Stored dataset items
* * *
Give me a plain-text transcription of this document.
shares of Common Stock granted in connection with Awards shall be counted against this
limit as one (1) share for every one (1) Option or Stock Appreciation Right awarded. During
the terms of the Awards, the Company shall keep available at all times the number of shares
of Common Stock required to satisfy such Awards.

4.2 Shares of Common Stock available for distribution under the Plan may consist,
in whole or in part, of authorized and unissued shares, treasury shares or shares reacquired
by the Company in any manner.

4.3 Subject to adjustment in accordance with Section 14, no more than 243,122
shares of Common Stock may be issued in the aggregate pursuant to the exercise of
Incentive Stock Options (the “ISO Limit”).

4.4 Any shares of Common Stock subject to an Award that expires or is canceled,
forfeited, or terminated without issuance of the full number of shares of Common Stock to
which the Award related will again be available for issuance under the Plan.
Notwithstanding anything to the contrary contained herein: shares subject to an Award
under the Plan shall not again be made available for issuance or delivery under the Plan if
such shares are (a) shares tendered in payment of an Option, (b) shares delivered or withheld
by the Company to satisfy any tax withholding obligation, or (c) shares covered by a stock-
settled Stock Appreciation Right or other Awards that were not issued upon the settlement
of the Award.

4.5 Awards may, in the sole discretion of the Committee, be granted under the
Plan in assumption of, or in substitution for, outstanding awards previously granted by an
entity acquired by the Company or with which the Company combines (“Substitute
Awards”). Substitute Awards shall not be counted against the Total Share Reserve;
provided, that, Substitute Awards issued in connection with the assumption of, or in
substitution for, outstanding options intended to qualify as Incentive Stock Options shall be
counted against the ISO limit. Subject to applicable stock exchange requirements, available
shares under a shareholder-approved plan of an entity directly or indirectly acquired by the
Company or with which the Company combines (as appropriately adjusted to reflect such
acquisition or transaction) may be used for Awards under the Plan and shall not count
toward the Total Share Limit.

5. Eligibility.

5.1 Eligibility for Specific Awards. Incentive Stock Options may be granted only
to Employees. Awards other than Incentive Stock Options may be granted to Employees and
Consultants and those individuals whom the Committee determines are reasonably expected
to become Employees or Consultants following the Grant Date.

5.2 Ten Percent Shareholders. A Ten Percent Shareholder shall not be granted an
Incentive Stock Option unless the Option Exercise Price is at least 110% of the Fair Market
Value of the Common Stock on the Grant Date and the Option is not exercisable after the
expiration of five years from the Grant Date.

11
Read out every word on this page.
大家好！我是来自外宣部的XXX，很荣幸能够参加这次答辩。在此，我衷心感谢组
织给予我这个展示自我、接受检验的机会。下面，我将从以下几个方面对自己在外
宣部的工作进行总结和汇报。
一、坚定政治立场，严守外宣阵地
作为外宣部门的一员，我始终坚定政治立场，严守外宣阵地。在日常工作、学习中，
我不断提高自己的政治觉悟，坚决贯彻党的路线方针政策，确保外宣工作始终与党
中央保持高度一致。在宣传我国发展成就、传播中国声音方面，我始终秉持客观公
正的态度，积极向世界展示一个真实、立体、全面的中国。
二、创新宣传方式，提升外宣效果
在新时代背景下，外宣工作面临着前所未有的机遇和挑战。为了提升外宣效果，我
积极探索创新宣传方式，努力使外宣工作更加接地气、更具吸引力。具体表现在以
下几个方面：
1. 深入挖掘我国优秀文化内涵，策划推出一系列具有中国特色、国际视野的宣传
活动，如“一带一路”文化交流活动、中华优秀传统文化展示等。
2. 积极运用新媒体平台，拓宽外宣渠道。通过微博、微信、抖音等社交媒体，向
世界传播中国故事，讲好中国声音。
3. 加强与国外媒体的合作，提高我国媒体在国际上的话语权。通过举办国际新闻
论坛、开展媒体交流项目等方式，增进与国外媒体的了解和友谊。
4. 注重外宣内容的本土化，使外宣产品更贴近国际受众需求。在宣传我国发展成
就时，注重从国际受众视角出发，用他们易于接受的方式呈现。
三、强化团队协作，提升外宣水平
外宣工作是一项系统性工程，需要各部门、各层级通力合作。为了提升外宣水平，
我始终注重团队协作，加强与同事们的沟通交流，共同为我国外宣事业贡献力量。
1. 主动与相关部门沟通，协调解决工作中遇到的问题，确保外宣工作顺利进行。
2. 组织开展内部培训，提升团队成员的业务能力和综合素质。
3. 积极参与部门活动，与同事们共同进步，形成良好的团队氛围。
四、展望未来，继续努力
* * *
### TASK REQUIREMENTS
Produce an exact copy of all the records.

### SOLUTION FOR THIS TASK
Give me a plain-text transcription of this document.
shares of Common Stock granted in connection with Awards shall be counted against this
limit as one (1) share for every one (1) Option or Stock Appreciation Right awarded. During
the terms of the Awards, the Company shall keep available at all times the number of shares
of Common Stock required to satisfy such Awards.

4.2 Shares of Common Stock available for distribution under the Plan may consist,
in whole or in part, of authorized and unissued shares, treasury shares or shares reacquired
by the Company in any manner.

4.3 Subject to adjustment in accordance with Section 14, no more than 243,122
shares of Common Stock may be issued in the aggregate pursuant to the exercise of
Incentive Stock Options (the “ISO Limit”).

4.4 Any shares of Common Stock subject to an Award that expires or is canceled,
forfeited, or terminated without issuance of the full number of shares of Common Stock to
which the Award related will again be available for issuance under the Plan.
Notwithstanding anything to the contrary contained herein: shares subject to an Award
under the Plan shall not again be made available for issuance or delivery under the Plan if
such shares are (a) shares tendered in payment of an Option, (b) shares delivered or withheld
by the Company to satisfy any tax withholding obligation, or (c) shares covered by a stock-
settled Stock Appreciation Right or other Awards that were not issued upon the settlement
of the Award.

4.5 Awards may, in the sole discretion of the Committee, be granted under the
Plan in assumption of, or in substitution for, outstanding awards previously granted by an
entity acquired by the Company or with which the Company combines (“Substitute
Awards”). Substitute Awards shall not be counted against the Total Share Reserve;
provided, that, Substitute Awards issued in connection with the assumption of, or in
substitution for, outstanding options intended to qualify as Incentive Stock Options shall be
counted against the ISO limit. Subject to applicable stock exchange requirements, available
shares under a shareholder-approved plan of an entity directly or indirectly acquired by the
Company or with which the Company combines (as appropriately adjusted to reflect such
acquisition or transaction) may be used for Awards under the Plan and shall not count
toward the Total Share Limit.

5. Eligibility.

5.1 Eligibility for Specific Awards. Incentive Stock Options may be granted only
to Employees. Awards other than Incentive Stock Options may be granted to Employees and
Consultants and those individuals whom the Committee determines are reasonably expected
to become Employees or Consultants following the Grant Date.

5.2 Ten Percent Shareholders. A Ten Percent Shareholder shall not be granted an
Incentive Stock Option unless the Option Exercise Price is at least 110% of the Fair Market
Value of the Common Stock on the Grant Date and the Option is not exercisable after the
expiration of five years from the Grant Date.

11
Read out every word on this page.
大家好！我是来自外宣部的XXX，很荣幸能够参加这次答辩。在此，我衷心感谢组
织给予我这个展示自我、接受检验的机会。下面，我将从以下几个方面对自己在外
宣部的工作进行总结和汇报。
一、坚定政治立场，严守外宣阵地
作为外宣部门的一员，我始终坚定政治立场，严守外宣阵地。在日常工作、学习中，
我不断提高自己的政治觉悟，坚决贯彻党的路线方针政策，确保外宣工作始终与党
中央保持高度一致。在宣传我国发展成就、传播中国声音方面，我始终秉持客观公
正的态度，积极向世界展示一个真实、立体、全面的中国。
二、创新宣传方式，提升外宣效果
在新时代背景下，外宣工作面临着前所未有的机遇和挑战。为了提升外宣效果，我
积极探索创新宣传方式，努力使外宣工作更加接地气、更具吸引力。具体表现在以
下几个方面：
1. 深入挖掘我国优秀文化内涵，策划推出一系列具有中国特色、国际视野的宣传
活动，如“一带一路”文化交流活动、中华优秀传统文化展示等。
2. 积极运用新媒体平台，拓宽外宣渠道。通过微博、微信、抖音等社交媒体，向
世界传播中国故事，讲好中国声音。
3. 加强与国外媒体的合作，提高我国媒体在国际上的话语权。通过举办国际新闻
论坛、开展媒体交流项目等方式，增进与国外媒体的了解和友谊。
4. 注重外宣内容的本土化，使外宣产品更贴近国际受众需求。在宣传我国发展成
就时，注重从国际受众视角出发，用他们易于接受的方式呈现。
三、强化团队协作，提升外宣水平
外宣工作是一项系统性工程，需要各部门、各层级通力合作。为了提升外宣水平，
我始终注重团队协作，加强与同事们的沟通交流，共同为我国外宣事业贡献力量。
1. 主动与相关部门沟通，协调解决工作中遇到的问题，确保外宣工作顺利进行。
2. 组织开展内部培训，提升团队成员的业务能力和综合素质。
3. 积极参与部门活动，与同事们共同进步，形成良好的团队氛围。
四、展望未来，继续努力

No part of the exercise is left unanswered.